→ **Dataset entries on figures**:
——

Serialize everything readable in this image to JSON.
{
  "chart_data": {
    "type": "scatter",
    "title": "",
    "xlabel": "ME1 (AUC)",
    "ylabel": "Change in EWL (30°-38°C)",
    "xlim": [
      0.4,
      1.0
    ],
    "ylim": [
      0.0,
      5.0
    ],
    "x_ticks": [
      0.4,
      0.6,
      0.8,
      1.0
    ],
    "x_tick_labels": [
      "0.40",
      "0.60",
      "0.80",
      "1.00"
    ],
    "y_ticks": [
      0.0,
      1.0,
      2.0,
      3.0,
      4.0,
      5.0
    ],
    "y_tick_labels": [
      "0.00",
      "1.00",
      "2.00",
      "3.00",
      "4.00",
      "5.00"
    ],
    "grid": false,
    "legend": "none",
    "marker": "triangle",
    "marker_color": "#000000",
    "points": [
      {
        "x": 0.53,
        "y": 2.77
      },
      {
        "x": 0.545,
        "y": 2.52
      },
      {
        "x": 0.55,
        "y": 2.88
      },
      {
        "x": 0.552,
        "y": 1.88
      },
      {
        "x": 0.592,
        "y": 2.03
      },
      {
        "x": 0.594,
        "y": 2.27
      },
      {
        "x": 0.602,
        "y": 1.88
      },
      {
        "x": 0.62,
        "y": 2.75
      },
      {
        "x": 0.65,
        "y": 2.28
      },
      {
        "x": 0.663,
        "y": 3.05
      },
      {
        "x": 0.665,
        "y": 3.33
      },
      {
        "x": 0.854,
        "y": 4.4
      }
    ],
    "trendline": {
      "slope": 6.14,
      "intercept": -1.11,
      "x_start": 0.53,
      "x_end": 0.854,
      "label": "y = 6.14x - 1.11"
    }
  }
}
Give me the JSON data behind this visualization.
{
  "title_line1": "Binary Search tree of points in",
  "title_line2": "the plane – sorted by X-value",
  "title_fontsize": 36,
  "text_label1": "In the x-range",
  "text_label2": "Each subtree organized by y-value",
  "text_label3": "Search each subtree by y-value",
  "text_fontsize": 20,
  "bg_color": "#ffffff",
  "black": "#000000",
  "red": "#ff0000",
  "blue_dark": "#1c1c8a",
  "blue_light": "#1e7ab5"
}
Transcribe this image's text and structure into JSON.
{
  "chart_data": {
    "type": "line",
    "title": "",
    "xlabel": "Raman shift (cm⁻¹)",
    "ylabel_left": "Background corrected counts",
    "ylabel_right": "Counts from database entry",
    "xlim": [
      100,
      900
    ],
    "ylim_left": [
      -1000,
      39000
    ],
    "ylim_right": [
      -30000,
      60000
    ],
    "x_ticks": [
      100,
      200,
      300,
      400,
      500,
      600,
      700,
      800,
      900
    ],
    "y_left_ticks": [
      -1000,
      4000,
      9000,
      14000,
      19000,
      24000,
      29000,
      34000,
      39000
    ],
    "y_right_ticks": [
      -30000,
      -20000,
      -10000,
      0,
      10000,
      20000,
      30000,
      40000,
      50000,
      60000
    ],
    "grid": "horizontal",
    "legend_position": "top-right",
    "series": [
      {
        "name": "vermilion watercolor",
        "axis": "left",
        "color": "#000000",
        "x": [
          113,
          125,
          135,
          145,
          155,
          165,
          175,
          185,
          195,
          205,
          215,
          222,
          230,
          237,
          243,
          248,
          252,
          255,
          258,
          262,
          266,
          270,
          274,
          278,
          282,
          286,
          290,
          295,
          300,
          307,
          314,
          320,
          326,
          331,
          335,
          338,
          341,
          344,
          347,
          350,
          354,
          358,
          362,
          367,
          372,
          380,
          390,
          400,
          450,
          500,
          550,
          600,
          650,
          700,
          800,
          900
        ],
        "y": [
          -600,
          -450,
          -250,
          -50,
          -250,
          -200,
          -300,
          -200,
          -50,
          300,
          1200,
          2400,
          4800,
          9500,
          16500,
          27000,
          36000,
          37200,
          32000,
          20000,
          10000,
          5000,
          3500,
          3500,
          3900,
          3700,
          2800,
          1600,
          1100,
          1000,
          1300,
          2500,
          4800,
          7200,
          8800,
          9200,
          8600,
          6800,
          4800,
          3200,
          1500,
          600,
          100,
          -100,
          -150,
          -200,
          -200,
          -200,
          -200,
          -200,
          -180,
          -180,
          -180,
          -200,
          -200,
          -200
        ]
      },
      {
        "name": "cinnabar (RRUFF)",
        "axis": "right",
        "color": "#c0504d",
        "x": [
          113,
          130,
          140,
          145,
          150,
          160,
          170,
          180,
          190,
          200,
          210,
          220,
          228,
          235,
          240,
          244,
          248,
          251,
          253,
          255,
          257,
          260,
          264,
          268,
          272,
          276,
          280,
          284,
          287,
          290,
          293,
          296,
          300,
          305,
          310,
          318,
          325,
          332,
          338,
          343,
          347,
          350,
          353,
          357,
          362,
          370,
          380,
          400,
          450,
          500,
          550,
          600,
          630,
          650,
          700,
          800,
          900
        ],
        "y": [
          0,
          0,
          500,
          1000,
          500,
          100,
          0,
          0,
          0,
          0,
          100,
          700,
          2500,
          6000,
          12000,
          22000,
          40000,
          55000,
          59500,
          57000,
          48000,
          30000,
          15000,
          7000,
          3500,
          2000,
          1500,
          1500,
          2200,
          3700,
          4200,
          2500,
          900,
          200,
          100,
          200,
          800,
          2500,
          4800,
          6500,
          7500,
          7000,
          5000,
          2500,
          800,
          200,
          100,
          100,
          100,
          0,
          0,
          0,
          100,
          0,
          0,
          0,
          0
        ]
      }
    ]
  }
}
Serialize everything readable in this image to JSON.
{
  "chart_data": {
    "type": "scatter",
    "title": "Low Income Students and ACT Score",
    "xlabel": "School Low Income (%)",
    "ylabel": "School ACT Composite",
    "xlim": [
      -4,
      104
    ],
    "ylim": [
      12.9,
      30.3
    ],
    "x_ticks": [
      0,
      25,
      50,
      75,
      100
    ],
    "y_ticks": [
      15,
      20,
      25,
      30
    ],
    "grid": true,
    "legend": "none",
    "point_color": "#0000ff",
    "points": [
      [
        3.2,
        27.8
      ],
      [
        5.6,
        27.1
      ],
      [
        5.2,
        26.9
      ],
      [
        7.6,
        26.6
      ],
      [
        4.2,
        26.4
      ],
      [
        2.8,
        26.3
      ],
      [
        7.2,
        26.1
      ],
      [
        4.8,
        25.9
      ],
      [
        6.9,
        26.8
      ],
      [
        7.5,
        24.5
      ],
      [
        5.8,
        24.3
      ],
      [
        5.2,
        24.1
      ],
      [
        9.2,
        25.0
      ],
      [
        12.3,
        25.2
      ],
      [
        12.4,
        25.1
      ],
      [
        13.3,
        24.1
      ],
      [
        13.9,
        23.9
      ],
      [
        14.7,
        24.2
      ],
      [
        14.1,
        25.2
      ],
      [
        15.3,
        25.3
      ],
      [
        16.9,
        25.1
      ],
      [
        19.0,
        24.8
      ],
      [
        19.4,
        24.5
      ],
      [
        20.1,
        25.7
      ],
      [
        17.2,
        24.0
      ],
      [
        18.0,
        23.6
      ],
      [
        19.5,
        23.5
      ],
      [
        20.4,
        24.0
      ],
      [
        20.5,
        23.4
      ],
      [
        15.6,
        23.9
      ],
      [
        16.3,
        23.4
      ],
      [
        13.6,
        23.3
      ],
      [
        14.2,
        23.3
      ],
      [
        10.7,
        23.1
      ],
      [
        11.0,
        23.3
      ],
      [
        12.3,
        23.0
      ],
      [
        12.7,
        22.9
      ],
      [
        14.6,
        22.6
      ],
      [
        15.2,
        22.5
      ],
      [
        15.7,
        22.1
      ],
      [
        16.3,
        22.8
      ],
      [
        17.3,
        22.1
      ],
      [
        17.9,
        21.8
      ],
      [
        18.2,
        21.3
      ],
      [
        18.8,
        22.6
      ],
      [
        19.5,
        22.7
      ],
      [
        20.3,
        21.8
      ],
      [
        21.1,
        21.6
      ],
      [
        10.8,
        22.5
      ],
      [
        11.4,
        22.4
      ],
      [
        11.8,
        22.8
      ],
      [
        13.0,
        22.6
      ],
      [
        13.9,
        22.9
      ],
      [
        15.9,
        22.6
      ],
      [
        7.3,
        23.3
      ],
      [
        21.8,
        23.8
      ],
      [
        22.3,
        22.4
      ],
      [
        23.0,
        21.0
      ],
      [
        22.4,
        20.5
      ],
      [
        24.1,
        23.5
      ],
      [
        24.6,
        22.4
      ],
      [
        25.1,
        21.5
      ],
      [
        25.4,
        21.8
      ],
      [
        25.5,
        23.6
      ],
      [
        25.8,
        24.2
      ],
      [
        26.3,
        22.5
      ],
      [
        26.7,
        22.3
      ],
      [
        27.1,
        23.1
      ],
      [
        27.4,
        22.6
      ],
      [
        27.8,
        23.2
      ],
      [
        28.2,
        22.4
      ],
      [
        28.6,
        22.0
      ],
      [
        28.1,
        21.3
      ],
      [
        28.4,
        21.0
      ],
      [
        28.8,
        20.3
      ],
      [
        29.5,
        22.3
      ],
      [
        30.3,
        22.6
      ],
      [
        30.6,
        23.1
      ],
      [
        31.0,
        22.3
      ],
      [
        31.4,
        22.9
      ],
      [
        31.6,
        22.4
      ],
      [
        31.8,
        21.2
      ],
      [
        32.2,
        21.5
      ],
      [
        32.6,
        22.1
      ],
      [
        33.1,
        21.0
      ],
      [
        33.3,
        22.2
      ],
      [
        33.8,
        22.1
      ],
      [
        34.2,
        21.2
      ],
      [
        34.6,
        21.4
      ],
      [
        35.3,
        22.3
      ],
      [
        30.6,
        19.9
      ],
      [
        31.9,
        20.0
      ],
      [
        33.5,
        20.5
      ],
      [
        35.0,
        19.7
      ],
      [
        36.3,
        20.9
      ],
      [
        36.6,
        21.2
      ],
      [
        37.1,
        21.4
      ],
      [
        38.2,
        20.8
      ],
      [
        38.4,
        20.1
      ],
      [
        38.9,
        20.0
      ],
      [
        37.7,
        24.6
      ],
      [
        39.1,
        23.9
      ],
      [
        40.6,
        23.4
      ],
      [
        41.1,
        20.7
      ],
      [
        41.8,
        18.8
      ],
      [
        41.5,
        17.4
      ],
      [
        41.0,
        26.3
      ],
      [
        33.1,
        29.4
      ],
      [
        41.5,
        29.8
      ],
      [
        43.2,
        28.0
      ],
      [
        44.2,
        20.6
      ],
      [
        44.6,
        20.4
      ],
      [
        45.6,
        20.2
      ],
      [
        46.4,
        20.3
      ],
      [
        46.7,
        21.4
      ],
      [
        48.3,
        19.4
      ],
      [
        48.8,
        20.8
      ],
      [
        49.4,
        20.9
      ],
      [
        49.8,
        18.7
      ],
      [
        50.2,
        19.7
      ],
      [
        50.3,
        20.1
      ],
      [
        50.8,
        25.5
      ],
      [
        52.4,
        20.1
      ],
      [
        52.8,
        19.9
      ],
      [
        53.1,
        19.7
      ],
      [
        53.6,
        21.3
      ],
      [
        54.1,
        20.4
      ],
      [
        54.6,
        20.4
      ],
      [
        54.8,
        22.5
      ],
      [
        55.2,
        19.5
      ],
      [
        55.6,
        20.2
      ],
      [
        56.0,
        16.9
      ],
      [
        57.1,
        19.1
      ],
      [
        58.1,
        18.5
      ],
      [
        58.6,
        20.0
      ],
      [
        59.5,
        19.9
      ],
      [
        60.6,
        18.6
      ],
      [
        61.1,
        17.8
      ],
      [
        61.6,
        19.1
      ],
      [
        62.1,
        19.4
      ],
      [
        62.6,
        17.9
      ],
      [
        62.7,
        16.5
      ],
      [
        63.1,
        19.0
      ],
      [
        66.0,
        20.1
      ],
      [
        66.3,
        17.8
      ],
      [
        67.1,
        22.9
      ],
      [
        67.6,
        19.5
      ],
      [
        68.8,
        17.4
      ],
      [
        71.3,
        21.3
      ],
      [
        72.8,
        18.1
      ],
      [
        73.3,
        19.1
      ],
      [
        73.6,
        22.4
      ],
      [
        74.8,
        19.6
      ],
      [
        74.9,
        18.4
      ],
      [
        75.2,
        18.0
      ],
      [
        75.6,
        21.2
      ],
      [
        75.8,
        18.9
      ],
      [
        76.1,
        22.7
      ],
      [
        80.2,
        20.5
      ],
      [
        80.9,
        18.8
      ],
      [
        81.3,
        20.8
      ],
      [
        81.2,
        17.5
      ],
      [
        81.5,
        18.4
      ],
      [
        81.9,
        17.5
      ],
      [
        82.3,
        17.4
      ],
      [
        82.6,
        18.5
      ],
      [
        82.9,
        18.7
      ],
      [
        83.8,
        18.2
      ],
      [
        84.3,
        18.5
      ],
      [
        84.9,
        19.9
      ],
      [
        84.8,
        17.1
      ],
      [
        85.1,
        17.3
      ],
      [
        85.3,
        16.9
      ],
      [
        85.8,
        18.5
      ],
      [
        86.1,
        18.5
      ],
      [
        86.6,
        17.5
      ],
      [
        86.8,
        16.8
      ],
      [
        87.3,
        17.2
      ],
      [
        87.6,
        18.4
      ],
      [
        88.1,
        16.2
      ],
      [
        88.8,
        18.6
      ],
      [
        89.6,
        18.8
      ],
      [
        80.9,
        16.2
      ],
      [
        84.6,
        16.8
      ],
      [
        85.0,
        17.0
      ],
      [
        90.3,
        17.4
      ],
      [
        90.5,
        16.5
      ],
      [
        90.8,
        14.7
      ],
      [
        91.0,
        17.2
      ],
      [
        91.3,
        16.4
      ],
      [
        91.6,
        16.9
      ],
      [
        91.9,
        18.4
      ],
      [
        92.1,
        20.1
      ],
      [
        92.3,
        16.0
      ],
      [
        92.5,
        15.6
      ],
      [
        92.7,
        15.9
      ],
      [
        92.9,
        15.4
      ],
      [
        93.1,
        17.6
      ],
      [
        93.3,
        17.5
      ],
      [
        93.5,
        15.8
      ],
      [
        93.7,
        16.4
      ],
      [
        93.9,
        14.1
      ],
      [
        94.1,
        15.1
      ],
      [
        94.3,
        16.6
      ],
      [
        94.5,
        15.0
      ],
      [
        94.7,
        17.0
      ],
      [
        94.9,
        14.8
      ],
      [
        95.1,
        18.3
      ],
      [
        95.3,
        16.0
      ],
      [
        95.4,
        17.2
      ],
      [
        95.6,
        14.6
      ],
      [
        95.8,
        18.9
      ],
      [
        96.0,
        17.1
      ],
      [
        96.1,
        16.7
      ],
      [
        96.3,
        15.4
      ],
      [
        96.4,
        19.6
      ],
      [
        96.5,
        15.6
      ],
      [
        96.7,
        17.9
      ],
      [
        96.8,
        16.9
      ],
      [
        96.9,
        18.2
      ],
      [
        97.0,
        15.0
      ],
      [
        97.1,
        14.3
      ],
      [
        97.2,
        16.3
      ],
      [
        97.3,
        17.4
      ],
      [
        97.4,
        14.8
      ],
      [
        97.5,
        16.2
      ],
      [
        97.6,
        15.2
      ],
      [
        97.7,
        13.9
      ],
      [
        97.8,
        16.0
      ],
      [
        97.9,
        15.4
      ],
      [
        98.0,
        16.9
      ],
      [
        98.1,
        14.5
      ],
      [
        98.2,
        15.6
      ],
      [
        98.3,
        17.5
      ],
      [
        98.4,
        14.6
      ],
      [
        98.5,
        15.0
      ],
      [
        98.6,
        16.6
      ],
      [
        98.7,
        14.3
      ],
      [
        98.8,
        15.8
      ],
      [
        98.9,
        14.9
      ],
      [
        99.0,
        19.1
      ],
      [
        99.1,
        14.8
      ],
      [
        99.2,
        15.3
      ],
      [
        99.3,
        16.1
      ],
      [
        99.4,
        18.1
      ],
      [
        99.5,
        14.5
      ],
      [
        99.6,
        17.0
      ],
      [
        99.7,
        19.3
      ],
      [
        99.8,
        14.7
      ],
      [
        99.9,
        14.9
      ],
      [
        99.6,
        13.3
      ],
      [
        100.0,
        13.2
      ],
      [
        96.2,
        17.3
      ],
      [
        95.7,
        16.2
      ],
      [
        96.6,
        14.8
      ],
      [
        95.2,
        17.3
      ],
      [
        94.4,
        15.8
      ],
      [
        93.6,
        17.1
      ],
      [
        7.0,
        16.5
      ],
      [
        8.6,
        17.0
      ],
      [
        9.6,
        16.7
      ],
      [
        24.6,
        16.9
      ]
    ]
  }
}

——

→ **EXERCISE INSTRUCTIONS**:
Extract each line holding the string "subtree".

→ **OUTPUT FOR THIS EXERCISE**:
  "text_label2": "Each subtree organized by y-value",
  "text_label3": "Search each subtree by y-value",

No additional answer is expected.